## Given request
Copy every line from the material below that holds "Федерации".

[Dataset records]
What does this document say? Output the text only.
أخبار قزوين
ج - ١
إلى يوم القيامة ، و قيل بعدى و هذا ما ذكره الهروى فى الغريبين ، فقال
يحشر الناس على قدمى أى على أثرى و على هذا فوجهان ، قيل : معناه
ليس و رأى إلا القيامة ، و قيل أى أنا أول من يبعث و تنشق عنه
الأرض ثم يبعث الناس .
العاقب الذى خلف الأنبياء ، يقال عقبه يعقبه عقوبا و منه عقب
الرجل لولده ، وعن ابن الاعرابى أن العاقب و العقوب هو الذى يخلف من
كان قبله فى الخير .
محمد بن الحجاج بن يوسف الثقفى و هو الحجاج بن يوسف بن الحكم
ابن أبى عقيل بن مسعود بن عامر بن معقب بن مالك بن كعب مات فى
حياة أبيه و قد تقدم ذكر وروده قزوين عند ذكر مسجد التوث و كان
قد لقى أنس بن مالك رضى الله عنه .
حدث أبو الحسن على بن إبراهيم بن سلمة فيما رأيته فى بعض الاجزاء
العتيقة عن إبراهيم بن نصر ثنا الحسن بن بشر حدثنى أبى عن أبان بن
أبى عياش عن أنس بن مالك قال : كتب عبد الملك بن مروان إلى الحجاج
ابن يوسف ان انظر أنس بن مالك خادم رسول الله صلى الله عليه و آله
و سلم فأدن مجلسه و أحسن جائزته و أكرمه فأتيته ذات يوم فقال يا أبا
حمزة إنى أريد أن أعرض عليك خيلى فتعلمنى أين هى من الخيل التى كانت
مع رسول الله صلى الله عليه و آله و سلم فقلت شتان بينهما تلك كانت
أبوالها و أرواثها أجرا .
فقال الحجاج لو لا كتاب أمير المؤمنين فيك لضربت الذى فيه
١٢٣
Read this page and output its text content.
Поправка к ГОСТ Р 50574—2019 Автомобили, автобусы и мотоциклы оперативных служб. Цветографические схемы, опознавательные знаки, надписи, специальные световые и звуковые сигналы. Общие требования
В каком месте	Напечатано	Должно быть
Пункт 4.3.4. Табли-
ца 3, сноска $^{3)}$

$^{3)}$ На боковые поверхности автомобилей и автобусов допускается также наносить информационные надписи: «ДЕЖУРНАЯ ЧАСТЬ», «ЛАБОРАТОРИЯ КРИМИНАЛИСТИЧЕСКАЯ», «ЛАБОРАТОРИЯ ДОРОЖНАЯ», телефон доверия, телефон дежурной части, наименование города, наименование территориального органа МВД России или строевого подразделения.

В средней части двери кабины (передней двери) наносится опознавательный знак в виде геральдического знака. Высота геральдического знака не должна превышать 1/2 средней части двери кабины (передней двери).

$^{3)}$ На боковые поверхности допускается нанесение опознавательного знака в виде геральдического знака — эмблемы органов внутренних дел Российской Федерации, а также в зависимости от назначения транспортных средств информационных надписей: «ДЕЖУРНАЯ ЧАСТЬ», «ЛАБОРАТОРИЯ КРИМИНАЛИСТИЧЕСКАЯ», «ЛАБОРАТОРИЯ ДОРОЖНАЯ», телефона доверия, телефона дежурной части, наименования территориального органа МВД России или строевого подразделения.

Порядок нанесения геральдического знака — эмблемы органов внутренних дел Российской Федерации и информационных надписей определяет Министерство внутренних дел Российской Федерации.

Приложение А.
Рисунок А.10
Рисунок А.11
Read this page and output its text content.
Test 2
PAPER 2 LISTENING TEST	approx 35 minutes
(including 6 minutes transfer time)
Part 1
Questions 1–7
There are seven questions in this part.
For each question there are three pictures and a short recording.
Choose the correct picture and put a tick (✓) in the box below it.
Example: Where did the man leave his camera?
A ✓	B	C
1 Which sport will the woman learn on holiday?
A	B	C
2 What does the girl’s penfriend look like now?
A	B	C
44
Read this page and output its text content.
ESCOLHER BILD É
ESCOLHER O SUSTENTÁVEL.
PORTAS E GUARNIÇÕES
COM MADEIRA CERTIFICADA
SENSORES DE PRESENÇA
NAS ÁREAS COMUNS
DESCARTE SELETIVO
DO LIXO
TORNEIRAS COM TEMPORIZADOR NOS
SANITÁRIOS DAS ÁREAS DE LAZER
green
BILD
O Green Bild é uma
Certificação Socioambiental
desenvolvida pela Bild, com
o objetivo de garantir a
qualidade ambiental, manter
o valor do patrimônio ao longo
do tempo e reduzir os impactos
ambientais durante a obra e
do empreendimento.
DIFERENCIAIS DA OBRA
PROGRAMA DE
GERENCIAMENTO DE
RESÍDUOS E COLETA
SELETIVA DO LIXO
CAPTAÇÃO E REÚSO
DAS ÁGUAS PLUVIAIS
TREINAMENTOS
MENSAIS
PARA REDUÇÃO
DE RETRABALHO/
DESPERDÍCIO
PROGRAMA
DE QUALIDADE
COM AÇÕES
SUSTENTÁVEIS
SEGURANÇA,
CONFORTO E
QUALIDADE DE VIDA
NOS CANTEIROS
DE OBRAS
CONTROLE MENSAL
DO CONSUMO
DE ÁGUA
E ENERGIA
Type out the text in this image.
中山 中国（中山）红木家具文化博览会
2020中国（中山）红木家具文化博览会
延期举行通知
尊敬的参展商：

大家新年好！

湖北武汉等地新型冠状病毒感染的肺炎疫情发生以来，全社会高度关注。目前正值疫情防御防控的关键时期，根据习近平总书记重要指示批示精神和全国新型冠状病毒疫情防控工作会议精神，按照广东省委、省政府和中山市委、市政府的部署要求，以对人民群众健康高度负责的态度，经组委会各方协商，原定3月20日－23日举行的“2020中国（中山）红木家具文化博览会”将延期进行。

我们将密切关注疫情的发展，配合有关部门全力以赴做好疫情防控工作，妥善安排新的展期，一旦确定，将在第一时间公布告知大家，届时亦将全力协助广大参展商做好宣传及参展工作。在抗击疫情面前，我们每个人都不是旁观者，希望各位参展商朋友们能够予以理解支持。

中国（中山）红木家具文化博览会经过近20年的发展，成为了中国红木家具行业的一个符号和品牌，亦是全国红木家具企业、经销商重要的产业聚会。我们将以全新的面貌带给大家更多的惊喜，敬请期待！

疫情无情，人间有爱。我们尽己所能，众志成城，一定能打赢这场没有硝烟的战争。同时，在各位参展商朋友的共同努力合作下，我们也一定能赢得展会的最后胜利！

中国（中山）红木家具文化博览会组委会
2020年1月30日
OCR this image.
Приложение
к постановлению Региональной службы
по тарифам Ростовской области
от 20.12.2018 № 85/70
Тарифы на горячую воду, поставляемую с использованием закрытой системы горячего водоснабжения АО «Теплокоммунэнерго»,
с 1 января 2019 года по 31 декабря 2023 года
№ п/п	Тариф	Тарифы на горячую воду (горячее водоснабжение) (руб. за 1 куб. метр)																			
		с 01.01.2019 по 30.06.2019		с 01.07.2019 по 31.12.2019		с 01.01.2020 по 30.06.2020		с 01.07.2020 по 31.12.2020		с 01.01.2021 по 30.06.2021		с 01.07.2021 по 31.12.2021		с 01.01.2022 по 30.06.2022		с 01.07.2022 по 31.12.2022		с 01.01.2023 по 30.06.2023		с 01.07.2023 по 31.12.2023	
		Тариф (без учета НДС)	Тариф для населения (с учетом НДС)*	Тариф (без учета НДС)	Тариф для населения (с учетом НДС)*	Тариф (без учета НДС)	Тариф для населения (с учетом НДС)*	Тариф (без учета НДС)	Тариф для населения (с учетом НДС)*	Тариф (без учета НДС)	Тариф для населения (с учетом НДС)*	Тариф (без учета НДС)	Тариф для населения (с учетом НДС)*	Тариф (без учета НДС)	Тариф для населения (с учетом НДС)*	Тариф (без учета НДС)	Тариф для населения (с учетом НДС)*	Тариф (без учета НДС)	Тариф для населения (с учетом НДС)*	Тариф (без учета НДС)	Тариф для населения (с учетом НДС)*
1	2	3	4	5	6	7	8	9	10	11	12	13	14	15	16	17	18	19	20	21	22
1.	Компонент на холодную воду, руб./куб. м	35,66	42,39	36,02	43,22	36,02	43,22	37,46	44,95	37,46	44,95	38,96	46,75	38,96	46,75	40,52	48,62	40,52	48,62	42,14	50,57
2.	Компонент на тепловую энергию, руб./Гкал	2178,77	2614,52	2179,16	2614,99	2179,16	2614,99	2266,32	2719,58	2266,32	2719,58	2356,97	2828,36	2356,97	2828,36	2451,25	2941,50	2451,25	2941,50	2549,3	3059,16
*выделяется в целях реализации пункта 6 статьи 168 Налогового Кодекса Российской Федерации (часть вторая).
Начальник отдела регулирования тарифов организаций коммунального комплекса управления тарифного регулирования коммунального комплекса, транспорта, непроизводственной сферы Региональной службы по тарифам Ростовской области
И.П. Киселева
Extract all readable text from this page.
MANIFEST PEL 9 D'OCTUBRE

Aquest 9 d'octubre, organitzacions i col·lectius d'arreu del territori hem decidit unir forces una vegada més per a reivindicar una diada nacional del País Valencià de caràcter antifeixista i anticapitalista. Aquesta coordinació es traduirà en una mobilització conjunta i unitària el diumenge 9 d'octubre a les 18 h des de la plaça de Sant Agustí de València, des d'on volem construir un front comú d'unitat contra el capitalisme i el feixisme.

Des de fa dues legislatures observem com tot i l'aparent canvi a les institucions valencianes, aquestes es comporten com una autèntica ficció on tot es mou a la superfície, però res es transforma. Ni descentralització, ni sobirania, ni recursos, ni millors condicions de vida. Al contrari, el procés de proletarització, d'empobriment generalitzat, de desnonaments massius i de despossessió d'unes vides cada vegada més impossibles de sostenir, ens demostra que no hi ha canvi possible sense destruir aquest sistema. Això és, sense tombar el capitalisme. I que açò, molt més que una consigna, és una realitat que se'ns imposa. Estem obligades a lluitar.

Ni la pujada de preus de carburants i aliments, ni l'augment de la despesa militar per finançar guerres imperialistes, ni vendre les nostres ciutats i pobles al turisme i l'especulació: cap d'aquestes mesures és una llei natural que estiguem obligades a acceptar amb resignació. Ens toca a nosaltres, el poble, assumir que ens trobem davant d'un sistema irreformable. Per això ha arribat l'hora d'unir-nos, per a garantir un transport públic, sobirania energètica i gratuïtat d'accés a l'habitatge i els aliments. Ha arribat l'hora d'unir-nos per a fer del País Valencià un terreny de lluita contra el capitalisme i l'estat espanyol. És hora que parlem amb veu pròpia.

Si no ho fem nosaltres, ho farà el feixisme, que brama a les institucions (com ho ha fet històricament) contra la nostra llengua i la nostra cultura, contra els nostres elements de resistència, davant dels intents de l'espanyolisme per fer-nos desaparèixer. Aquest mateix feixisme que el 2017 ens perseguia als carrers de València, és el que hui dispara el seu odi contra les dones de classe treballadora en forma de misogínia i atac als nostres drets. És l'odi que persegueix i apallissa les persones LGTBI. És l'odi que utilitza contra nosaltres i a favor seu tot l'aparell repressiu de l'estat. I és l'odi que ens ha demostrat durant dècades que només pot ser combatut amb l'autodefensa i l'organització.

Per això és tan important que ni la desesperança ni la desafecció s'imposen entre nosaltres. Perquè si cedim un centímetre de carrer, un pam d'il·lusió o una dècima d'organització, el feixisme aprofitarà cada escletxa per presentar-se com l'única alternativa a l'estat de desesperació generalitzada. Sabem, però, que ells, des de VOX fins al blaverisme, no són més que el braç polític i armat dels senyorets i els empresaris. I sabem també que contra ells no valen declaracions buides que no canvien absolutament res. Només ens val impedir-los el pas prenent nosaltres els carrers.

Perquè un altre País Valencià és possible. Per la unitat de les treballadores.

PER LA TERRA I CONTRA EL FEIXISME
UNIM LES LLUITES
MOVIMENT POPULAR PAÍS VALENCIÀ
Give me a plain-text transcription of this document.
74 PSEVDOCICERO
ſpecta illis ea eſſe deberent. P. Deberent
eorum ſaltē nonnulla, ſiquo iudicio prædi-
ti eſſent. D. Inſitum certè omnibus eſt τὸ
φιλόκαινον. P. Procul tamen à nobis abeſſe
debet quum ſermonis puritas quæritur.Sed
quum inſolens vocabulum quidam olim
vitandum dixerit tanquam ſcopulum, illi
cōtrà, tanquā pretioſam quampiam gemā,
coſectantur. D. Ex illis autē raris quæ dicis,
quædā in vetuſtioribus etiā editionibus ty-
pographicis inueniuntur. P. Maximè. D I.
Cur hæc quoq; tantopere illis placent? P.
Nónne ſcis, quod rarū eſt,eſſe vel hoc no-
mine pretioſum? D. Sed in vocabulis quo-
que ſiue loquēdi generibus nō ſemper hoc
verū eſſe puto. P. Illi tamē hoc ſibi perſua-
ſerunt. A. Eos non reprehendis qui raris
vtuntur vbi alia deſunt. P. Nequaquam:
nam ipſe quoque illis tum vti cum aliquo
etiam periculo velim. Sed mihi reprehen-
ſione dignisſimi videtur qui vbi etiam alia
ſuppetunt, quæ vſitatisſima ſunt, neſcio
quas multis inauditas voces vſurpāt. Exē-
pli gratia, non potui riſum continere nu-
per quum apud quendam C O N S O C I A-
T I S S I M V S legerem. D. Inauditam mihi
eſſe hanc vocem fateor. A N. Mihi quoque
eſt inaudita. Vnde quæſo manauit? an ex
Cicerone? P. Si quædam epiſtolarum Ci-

## Exercise output
$^{3)}$ На боковые поверхности допускается нанесение опознавательного знака в виде геральдического знака — эмблемы органов внутренних дел Российской Федерации, а также в зависимости от назначения транспортных средств информационных надписей: «ДЕЖУРНАЯ ЧАСТЬ», «ЛАБОРАТОРИЯ КРИМИНАЛИСТИЧЕСКАЯ», «ЛАБОРАТОРИЯ ДОРОЖНАЯ», телефона доверия, телефона дежурной части, наименования территориального органа МВД России или строевого подразделения.
Порядок нанесения геральдического знака — эмблемы органов внутренних дел Российской Федерации и информационных надписей определяет Министерство внутренних дел Российской Федерации.
*выделяется в целях реализации пункта 6 статьи 168 Налогового Кодекса Российской Федерации (часть вторая).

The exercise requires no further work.